GIVEN REQUEST » Only the lines holding the string "ὀφείλομεν" are needed. Copy each one.

RECORDS PROVIDED »

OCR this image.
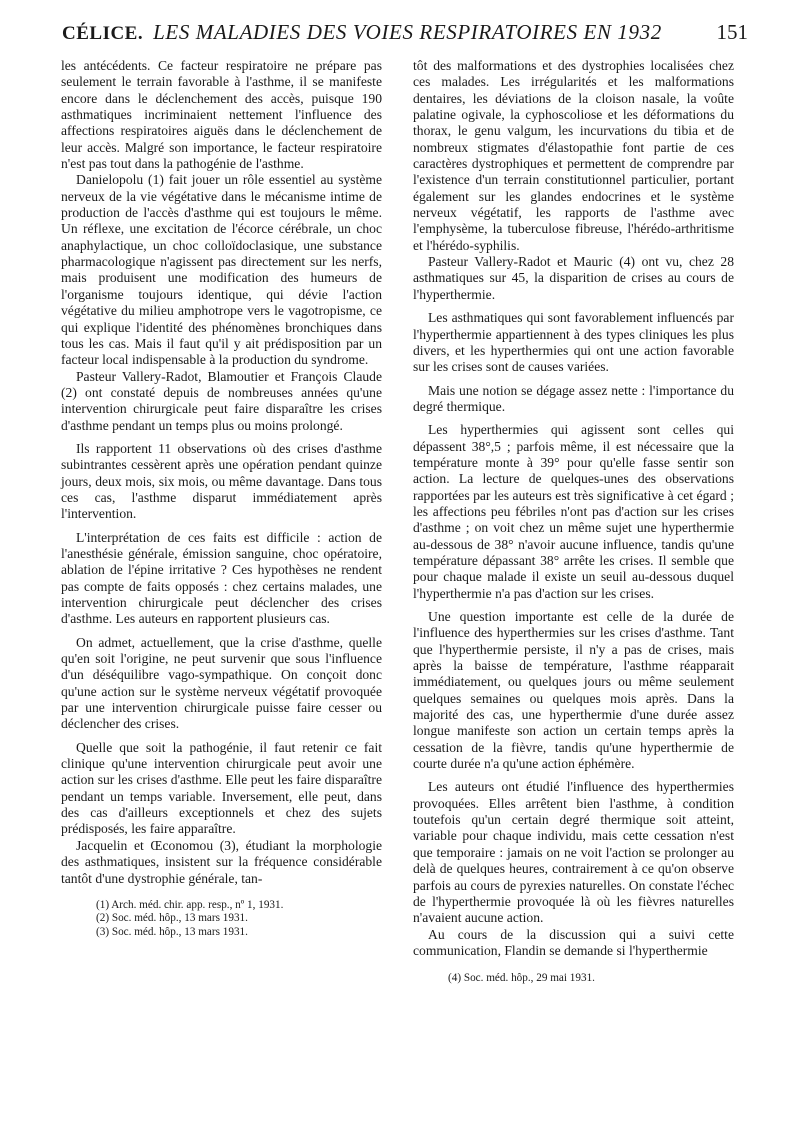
CÉLICE. LES MALADIES DES VOIES RESPIRATOIRES EN 1932	151

les antécédents. Ce facteur respiratoire ne prépare pas seulement le terrain favorable à l'asthme, il se manifeste encore dans le déclenchement des accès, puisque 190 asthmatiques incriminaient nettement l'influence des affections respiratoires aiguës dans le déclenchement de leur accès. Malgré son importance, le facteur respiratoire n'est pas tout dans la pathogénie de l'asthme.

Danielopolu (1) fait jouer un rôle essentiel au système nerveux de la vie végétative dans le mécanisme intime de production de l'accès d'asthme qui est toujours le même. Un réflexe, une excitation de l'écorce cérébrale, un choc anaphylactique, un choc colloïdoclasique, une substance pharmacologique n'agissent pas directement sur les nerfs, mais produisent une modification des humeurs de l'organisme toujours identique, qui dévie l'action végétative du milieu amphotrope vers le vagotropisme, ce qui explique l'identité des phénomènes bronchiques dans tous les cas. Mais il faut qu'il y ait prédisposition par un facteur local indispensable à la production du syndrome.

Pasteur Vallery-Radot, Blamoutier et François Claude (2) ont constaté depuis de nombreuses années qu'une intervention chirurgicale peut faire disparaître les crises d'asthme pendant un temps plus ou moins prolongé.

Ils rapportent 11 observations où des crises d'asthme subintrantes cessèrent après une opération pendant quinze jours, deux mois, six mois, ou même davantage. Dans tous ces cas, l'asthme disparut immédiatement après l'intervention.

L'interprétation de ces faits est difficile : action de l'anesthésie générale, émission sanguine, choc opératoire, ablation de l'épine irritative ? Ces hypothèses ne rendent pas compte de faits opposés : chez certains malades, une intervention chirurgicale peut déclencher des crises d'asthme. Les auteurs en rapportent plusieurs cas.

On admet, actuellement, que la crise d'asthme, quelle qu'en soit l'origine, ne peut survenir que sous l'influence d'un déséquilibre vago-sympathique. On conçoit donc qu'une action sur le système nerveux végétatif provoquée par une intervention chirurgicale puisse faire cesser ou déclencher des crises.

Quelle que soit la pathogénie, il faut retenir ce fait clinique qu'une intervention chirurgicale peut avoir une action sur les crises d'asthme. Elle peut les faire disparaître pendant un temps variable. Inversement, elle peut, dans des cas d'ailleurs exceptionnels et chez des sujets prédisposés, les faire apparaître.

Jacquelin et Œconomou (3), étudiant la morphologie des asthmatiques, insistent sur la fréquence considérable tantôt d'une dystrophie générale, tan-

(1) Arch. méd. chir. app. resp., nº 1, 1931.

(2) Soc. méd. hôp., 13 mars 1931.

(3) Soc. méd. hôp., 13 mars 1931.

tôt des malformations et des dystrophies localisées chez ces malades. Les irrégularités et les malformations dentaires, les déviations de la cloison nasale, la voûte palatine ogivale, la cyphoscoliose et les déformations du thorax, le genu valgum, les incurvations du tibia et de nombreux stigmates d'élastopathie font partie de ces caractères dystrophiques et permettent de comprendre par l'existence d'un terrain constitutionnel particulier, portant également sur les glandes endocrines et le système nerveux végétatif, les rapports de l'asthme avec l'emphysème, la tuberculose fibreuse, l'hérédo-arthritisme et l'hérédo-syphilis.

Pasteur Vallery-Radot et Mauric (4) ont vu, chez 28 asthmatiques sur 45, la disparition de crises au cours de l'hyperthermie.

Les asthmatiques qui sont favorablement influencés par l'hyperthermie appartiennent à des types cliniques les plus divers, et les hyperthermies qui ont une action favorable sur les crises sont de causes variées.

Mais une notion se dégage assez nette : l'importance du degré thermique.

Les hyperthermies qui agissent sont celles qui dépassent 38°,5 ; parfois même, il est nécessaire que la température monte à 39° pour qu'elle fasse sentir son action. La lecture de quelques-unes des observations rapportées par les auteurs est très significative à cet égard ; les affections peu fébriles n'ont pas d'action sur les crises d'asthme ; on voit chez un même sujet une hyperthermie au-dessous de 38° n'avoir aucune influence, tandis qu'une température dépassant 38° arrête les crises. Il semble que pour chaque malade il existe un seuil au-dessous duquel l'hyperthermie n'a pas d'action sur les crises.

Une question importante est celle de la durée de l'influence des hyperthermies sur les crises d'asthme. Tant que l'hyperthermie persiste, il n'y a pas de crises, mais après la baisse de température, l'asthme réapparait immédiatement, ou quelques jours ou même seulement quelques semaines ou quelques mois après. Dans la majorité des cas, une hyperthermie d'une durée assez longue manifeste son action un certain temps après la cessation de la fièvre, tandis qu'une hyperthermie de courte durée n'a qu'une action éphémère.

Les auteurs ont étudié l'influence des hyperthermies provoquées. Elles arrêtent bien l'asthme, à condition toutefois qu'un certain degré thermique soit atteint, variable pour chaque individu, mais cette cessation n'est que temporaire : jamais on ne voit l'action se prolonger au delà de quelques heures, contrairement à ce qu'on observe parfois au cours de pyrexies naturelles. On constate l'échec de l'hyperthermie provoquée là où les fièvres naturelles n'avaient aucune action.

Au cours de la discussion qui a suivi cette communication, Flandin se demande si l'hyperthermie

(4) Soc. méd. hôp., 29 mai 1931.
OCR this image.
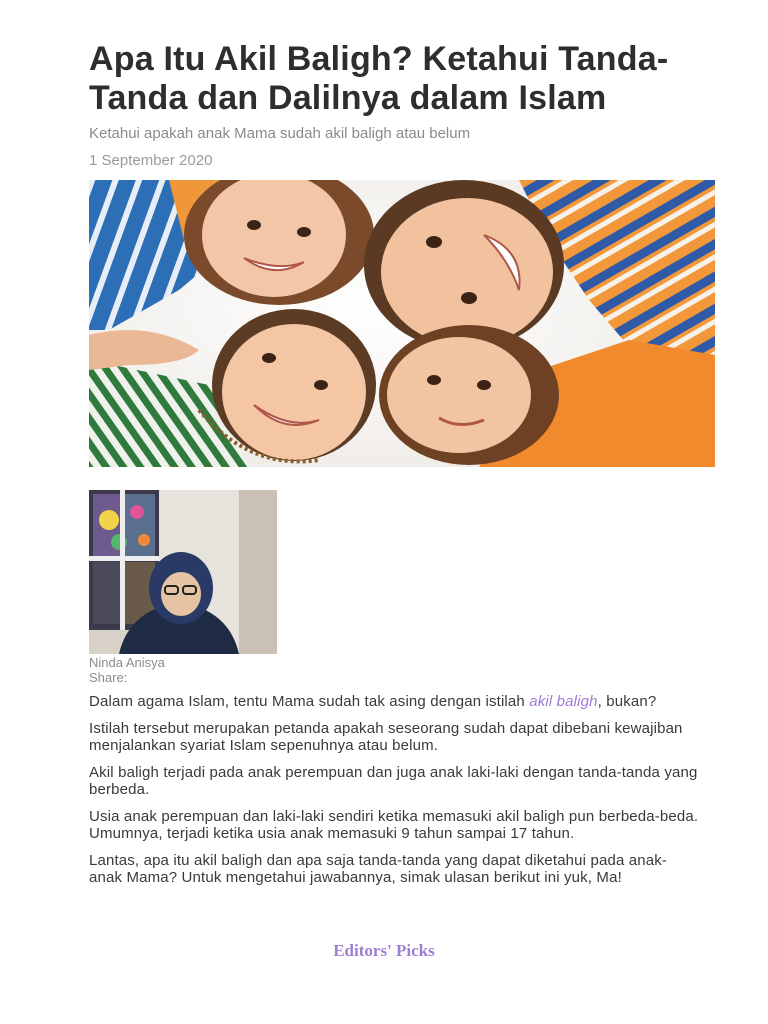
Apa Itu Akil Baligh? Ketahui Tanda-Tanda dan Dalilnya dalam Islam

Ketahui apakah anak Mama sudah akil baligh atau belum

1 September 2020

Ninda Anisya
Share:

Dalam agama Islam, tentu Mama sudah tak asing dengan istilah akil baligh, bukan?

Istilah tersebut merupakan petanda apakah seseorang sudah dapat dibebani kewajiban menjalankan syariat Islam sepenuhnya atau belum.

Akil baligh terjadi pada anak perempuan dan juga anak laki-laki dengan tanda-tanda yang berbeda.

Usia anak perempuan dan laki-laki sendiri ketika memasuki akil baligh pun berbeda-beda. Umumnya, terjadi ketika usia anak memasuki 9 tahun sampai 17 tahun.

Lantas, apa itu akil baligh dan apa saja tanda-tanda yang dapat diketahui pada anak-anak Mama? Untuk mengetahui jawabannya, simak ulasan berikut ini yuk, Ma!

Editors' Picks
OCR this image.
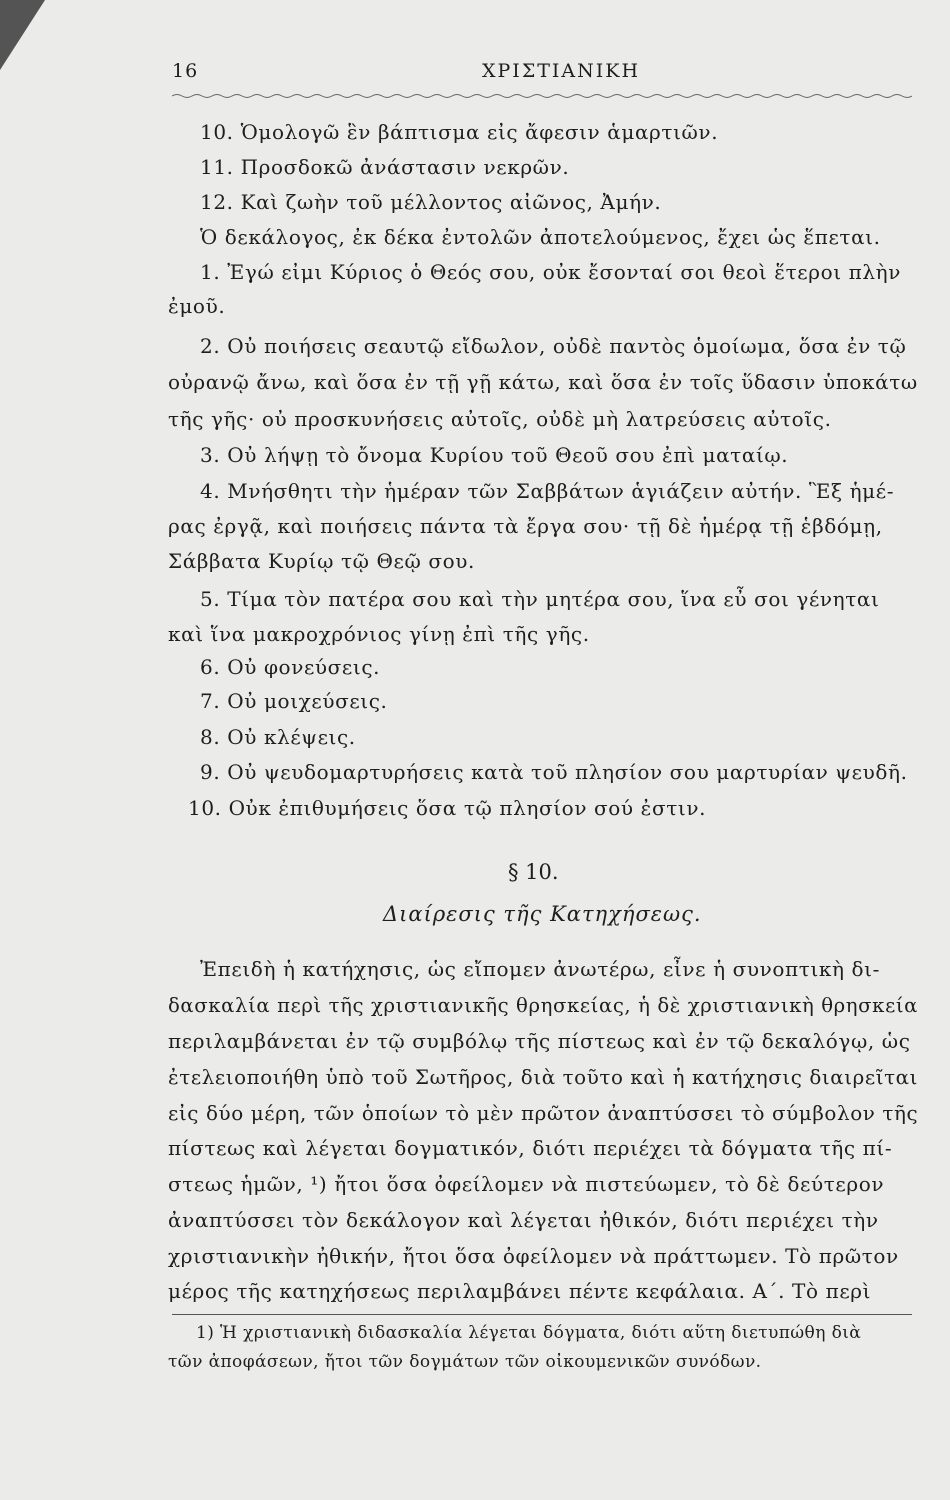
16	ΧΡΙΣΤΙΑΝΙΚΗ
10. Ὁμολογῶ ἓν βάπτισμα εἰς ἄφεσιν ἁμαρτιῶν.
11. Προσδοκῶ ἀνάστασιν νεκρῶν.
12. Καὶ ζωὴν τοῦ μέλλοντος αἰῶνος, Ἀμήν.
Ὁ δεκάλογος, ἐκ δέκα ἐντολῶν ἀποτελούμενος, ἔχει ὡς ἕπεται.
1. Ἐγώ εἰμι Κύριος ὁ Θεός σου, οὐκ ἔσονταί σοι θεοὶ ἕτεροι πλὴν
ἐμοῦ.
2. Οὐ ποιήσεις σεαυτῷ εἴδωλον, οὐδὲ παντὸς ὁμοίωμα, ὅσα ἐν τῷ
οὐρανῷ ἄνω, καὶ ὅσα ἐν τῇ γῇ κάτω, καὶ ὅσα ἐν τοῖς ὕδασιν ὑποκάτω
τῆς γῆς· οὐ προσκυνήσεις αὐτοῖς, οὐδὲ μὴ λατρεύσεις αὐτοῖς.
3. Οὐ λήψῃ τὸ ὄνομα Κυρίου τοῦ Θεοῦ σου ἐπὶ ματαίῳ.
4. Μνήσθητι τὴν ἡμέραν τῶν Σαββάτων ἁγιάζειν αὐτήν. Ἓξ ἡμέ-
ρας ἐργᾷ, καὶ ποιήσεις πάντα τὰ ἔργα σου· τῇ δὲ ἡμέρᾳ τῇ ἑβδόμῃ,
Σάββατα Κυρίῳ τῷ Θεῷ σου.
5. Τίμα τὸν πατέρα σου καὶ τὴν μητέρα σου, ἵνα εὖ σοι γένηται
καὶ ἵνα μακροχρόνιος γίνῃ ἐπὶ τῆς γῆς.
6. Οὐ φονεύσεις.
7. Οὐ μοιχεύσεις.
8. Οὐ κλέψεις.
9. Οὐ ψευδομαρτυρήσεις κατὰ τοῦ πλησίον σου μαρτυρίαν ψευδῆ.
10. Οὐκ ἐπιθυμήσεις ὅσα τῷ πλησίον σού ἐστιν.
§ 10.
Διαίρεσις τῆς Κατηχήσεως.
Ἐπειδὴ ἡ κατήχησις, ὡς εἴπομεν ἀνωτέρω, εἶνε ἡ συνοπτικὴ δι-
δασκαλία περὶ τῆς χριστιανικῆς θρησκείας, ἡ δὲ χριστιανικὴ θρησκεία
περιλαμβάνεται ἐν τῷ συμβόλῳ τῆς πίστεως καὶ ἐν τῷ δεκαλόγῳ, ὡς
ἐτελειοποιήθη ὑπὸ τοῦ Σωτῆρος, διὰ τοῦτο καὶ ἡ κατήχησις διαιρεῖται
εἰς δύο μέρη, τῶν ὁποίων τὸ μὲν πρῶτον ἀναπτύσσει τὸ σύμβολον τῆς
πίστεως καὶ λέγεται δογματικόν, διότι περιέχει τὰ δόγματα τῆς πί-
στεως ἡμῶν, ¹) ἤτοι ὅσα ὀφείλομεν νὰ πιστεύωμεν, τὸ δὲ δεύτερον
ἀναπτύσσει τὸν δεκάλογον καὶ λέγεται ἠθικόν, διότι περιέχει τὴν
χριστιανικὴν ἠθικήν, ἤτοι ὅσα ὀφείλομεν νὰ πράττωμεν. Τὸ πρῶτον
μέρος τῆς κατηχήσεως περιλαμβάνει πέντε κεφάλαια. Α΄. Τὸ περὶ
1) Ἡ χριστιανικὴ διδασκαλία λέγεται δόγματα, διότι αὕτη διετυπώθη διὰ
τῶν ἀποφάσεων, ἤτοι τῶν δογμάτων τῶν οἰκουμενικῶν συνόδων.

THE REPLY »
στεως ἡμῶν, ¹) ἤτοι ὅσα ὀφείλομεν νὰ πιστεύωμεν, τὸ δὲ δεύτερον
χριστιανικὴν ἠθικήν, ἤτοι ὅσα ὀφείλομεν νὰ πράττωμεν. Τὸ πρῶτον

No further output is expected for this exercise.